### Stated task
Please render the lines of the material from the line with "196, 217, 226]" to the line with "job-id-cell[interactable]: JOB-1043 30", both included, as a numbered list without blank lines.

### Records shown
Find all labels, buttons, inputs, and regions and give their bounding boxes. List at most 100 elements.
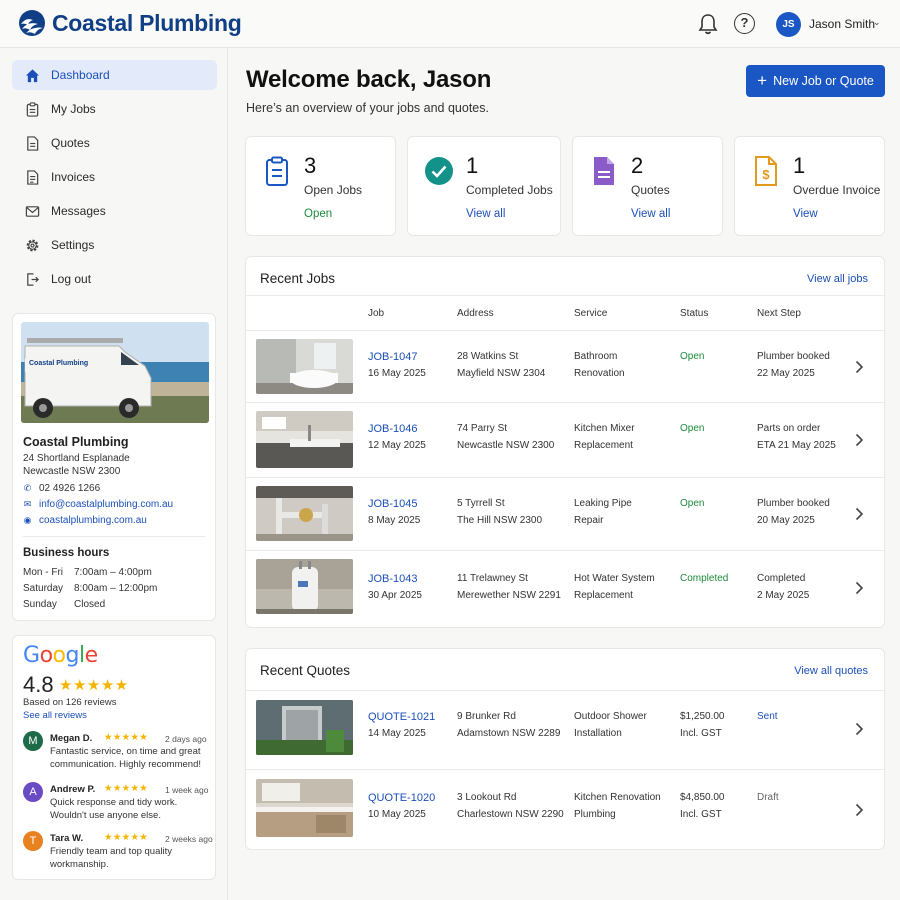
sidebar-item-messages[interactable]: Messages bbox=[12, 196, 217, 226]
address-cell: 5 Tyrrell St The Hill NSW 2300 bbox=[457, 496, 542, 529]
stat-link-view[interactable]: View bbox=[793, 208, 818, 220]
quote-id-cell[interactable]: QUOTE-1020 10 May 2025 bbox=[368, 790, 435, 823]
address-line2: Mayfield NSW 2304 bbox=[457, 367, 546, 379]
job-id-link[interactable]: JOB-1047 bbox=[368, 349, 426, 366]
job-id-cell[interactable]: JOB-1043 30 Apr 2025 bbox=[368, 571, 422, 604]
review-stars: ★★★★★ bbox=[104, 783, 149, 794]
table-row[interactable]: JOB-1043 30 Apr 2025 11 Trelawney St Merew… bbox=[246, 551, 884, 628]
mail-icon: ✉ bbox=[23, 499, 32, 509]
table-row[interactable]: QUOTE-1021 14 May 2025 9 Brunker Rd Adamst… bbox=[246, 690, 884, 770]
review-time: 2 days ago bbox=[165, 734, 207, 744]
gear-icon bbox=[26, 239, 39, 251]
chevron-right-icon[interactable] bbox=[855, 433, 864, 447]
stat-number: 1 bbox=[466, 153, 479, 178]
rating-value: 4.8 bbox=[23, 672, 54, 697]
recent-jobs-card: Recent Jobs View all jobs Job Address Se… bbox=[245, 256, 885, 628]
review-text: Fantastic service, on time and great com… bbox=[50, 746, 202, 770]
view-all-jobs-link[interactable]: View all jobs bbox=[807, 273, 868, 285]
stat-card-quotes[interactable]: 2 Quotes View all bbox=[572, 136, 723, 236]
job-id-cell[interactable]: JOB-1045 8 May 2025 bbox=[368, 496, 420, 529]
avatar[interactable]: JS bbox=[776, 12, 801, 37]
price-amount: $4,850.00 bbox=[680, 792, 725, 803]
job-id-link[interactable]: JOB-1043 bbox=[368, 571, 422, 588]
business-name: Coastal Plumbing bbox=[23, 435, 129, 449]
column-header: Next Step bbox=[757, 308, 801, 319]
sidebar-item-log-out[interactable]: Log out bbox=[12, 264, 217, 294]
next-step-cell: Completed 2 May 2025 bbox=[757, 571, 809, 604]
bell-icon[interactable] bbox=[698, 13, 718, 35]
sidebar-item-label: My Jobs bbox=[51, 102, 96, 116]
service-line1: Leaking Pipe bbox=[574, 498, 632, 509]
next-step-cell: Plumber booked 22 May 2025 bbox=[757, 349, 830, 382]
sidebar-item-label: Dashboard bbox=[51, 68, 110, 82]
table-row[interactable]: JOB-1046 12 May 2025 74 Parry St Newcastle… bbox=[246, 403, 884, 478]
job-date: 30 Apr 2025 bbox=[368, 589, 422, 601]
quote-id-link[interactable]: QUOTE-1020 bbox=[368, 790, 435, 807]
reviewer-name: Andrew P. bbox=[50, 784, 96, 795]
business-email[interactable]: ✉ info@coastalplumbing.com.au bbox=[23, 499, 173, 510]
status-badge: Completed bbox=[680, 573, 729, 584]
new-job-button-label: New Job or Quote bbox=[773, 74, 874, 88]
service-line1: Kitchen Renovation bbox=[574, 792, 661, 803]
stat-number: 1 bbox=[793, 153, 806, 178]
help-icon[interactable]: ? bbox=[734, 13, 755, 34]
table-row[interactable]: JOB-1047 16 May 2025 28 Watkins St Mayfiel… bbox=[246, 331, 884, 403]
service-line2: Replacement bbox=[574, 589, 633, 601]
next-step-line1: Plumber booked bbox=[757, 498, 830, 509]
service-cell: Hot Water System Replacement bbox=[574, 571, 655, 604]
business-website[interactable]: ◉ coastalplumbing.com.au bbox=[23, 515, 147, 526]
quote-date: 10 May 2025 bbox=[368, 808, 426, 820]
business-website-link[interactable]: coastalplumbing.com.au bbox=[39, 515, 147, 526]
sidebar-item-my-jobs[interactable]: My Jobs bbox=[12, 94, 217, 124]
stat-link-view-all[interactable]: View all bbox=[466, 208, 505, 220]
job-date: 8 May 2025 bbox=[368, 514, 421, 526]
status-badge: Draft bbox=[757, 792, 779, 803]
stat-link-open[interactable]: Open bbox=[304, 208, 332, 220]
chevron-right-icon[interactable] bbox=[855, 581, 864, 595]
page-subtitle: Here’s an overview of your jobs and quot… bbox=[246, 101, 489, 115]
job-id-link[interactable]: JOB-1046 bbox=[368, 421, 426, 438]
view-all-quotes-link[interactable]: View all quotes bbox=[794, 665, 868, 677]
quote-date: 14 May 2025 bbox=[368, 727, 426, 739]
see-all-reviews-link[interactable]: See all reviews bbox=[23, 710, 87, 721]
new-job-or-quote-button[interactable]: + New Job or Quote bbox=[746, 65, 885, 97]
quote-photo-outdoor-shower bbox=[256, 700, 353, 755]
sidebar-item-quotes[interactable]: Quotes bbox=[12, 128, 217, 158]
service-line2: Plumbing bbox=[574, 808, 616, 820]
stat-card-open-jobs[interactable]: 3 Open Jobs Open bbox=[245, 136, 396, 236]
chevron-down-icon[interactable]: ⌄ bbox=[873, 17, 881, 28]
rating-stars: ★★★★★ bbox=[59, 677, 129, 694]
user-name[interactable]: Jason Smith bbox=[809, 17, 875, 31]
chevron-right-icon[interactable] bbox=[855, 803, 864, 817]
stat-card-completed-jobs[interactable]: 1 Completed Jobs View all bbox=[407, 136, 561, 236]
job-id-cell[interactable]: JOB-1047 16 May 2025 bbox=[368, 349, 426, 382]
chevron-right-icon[interactable] bbox=[855, 722, 864, 736]
next-step-line2: 22 May 2025 bbox=[757, 367, 815, 379]
stat-card-overdue-invoice[interactable]: $ 1 Overdue Invoice View bbox=[734, 136, 885, 236]
job-id-cell[interactable]: JOB-1046 12 May 2025 bbox=[368, 421, 426, 454]
quote-id-link[interactable]: QUOTE-1021 bbox=[368, 709, 435, 726]
address-line2: The Hill NSW 2300 bbox=[457, 514, 543, 526]
business-email-link[interactable]: info@coastalplumbing.com.au bbox=[39, 499, 173, 510]
google-reviews-card: Google 4.8 ★★★★★ Based on 126 reviews Se… bbox=[12, 635, 216, 880]
status-badge: Open bbox=[680, 351, 705, 362]
sidebar-item-invoices[interactable]: Invoices bbox=[12, 162, 217, 192]
quote-id-cell[interactable]: QUOTE-1021 14 May 2025 bbox=[368, 709, 435, 742]
stat-label: Completed Jobs bbox=[466, 183, 553, 197]
chevron-right-icon[interactable] bbox=[855, 507, 864, 521]
table-row[interactable]: JOB-1045 8 May 2025 5 Tyrrell St The Hill … bbox=[246, 478, 884, 551]
business-phone[interactable]: ✆ 02 4926 1266 bbox=[23, 483, 100, 494]
table-row[interactable]: QUOTE-1020 10 May 2025 3 Lookout Rd Charle… bbox=[246, 770, 884, 850]
job-photo-hot-water bbox=[256, 559, 353, 614]
stat-number: 3 bbox=[304, 153, 317, 178]
brand-logo[interactable]: Coastal Plumbing bbox=[18, 9, 242, 37]
sidebar-item-settings[interactable]: Settings bbox=[12, 230, 217, 260]
job-date: 12 May 2025 bbox=[368, 439, 426, 451]
job-id-link[interactable]: JOB-1045 bbox=[368, 496, 420, 513]
service-cell: Outdoor Shower Installation bbox=[574, 709, 647, 742]
sidebar-item-dashboard[interactable]: Dashboard bbox=[12, 60, 217, 90]
stat-link-view-all[interactable]: View all bbox=[631, 208, 670, 220]
hours-time: 7:00am – 4:00pm bbox=[74, 567, 152, 578]
chevron-right-icon[interactable] bbox=[855, 360, 864, 374]
price-tax-note: Incl. GST bbox=[680, 808, 722, 820]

### Exercise output
1. sidebar-item-messages[interactable]: Messages bbox=[12, 196, 217, 226]
2. address-cell: 5 Tyrrell St The Hill NSW 2300 bbox=[457, 496, 542, 529]
3. stat-link-view[interactable]: View bbox=[793, 208, 818, 220]
4. quote-id-cell[interactable]: QUOTE-1020 10 May 2025 bbox=[368, 790, 435, 823]
5. address-line2: Mayfield NSW 2304 bbox=[457, 367, 546, 379]
6. job-id-link[interactable]: JOB-1047 bbox=[368, 349, 426, 366]
7. job-id-cell[interactable]: JOB-1043 30 Apr 2025 bbox=[368, 571, 422, 604]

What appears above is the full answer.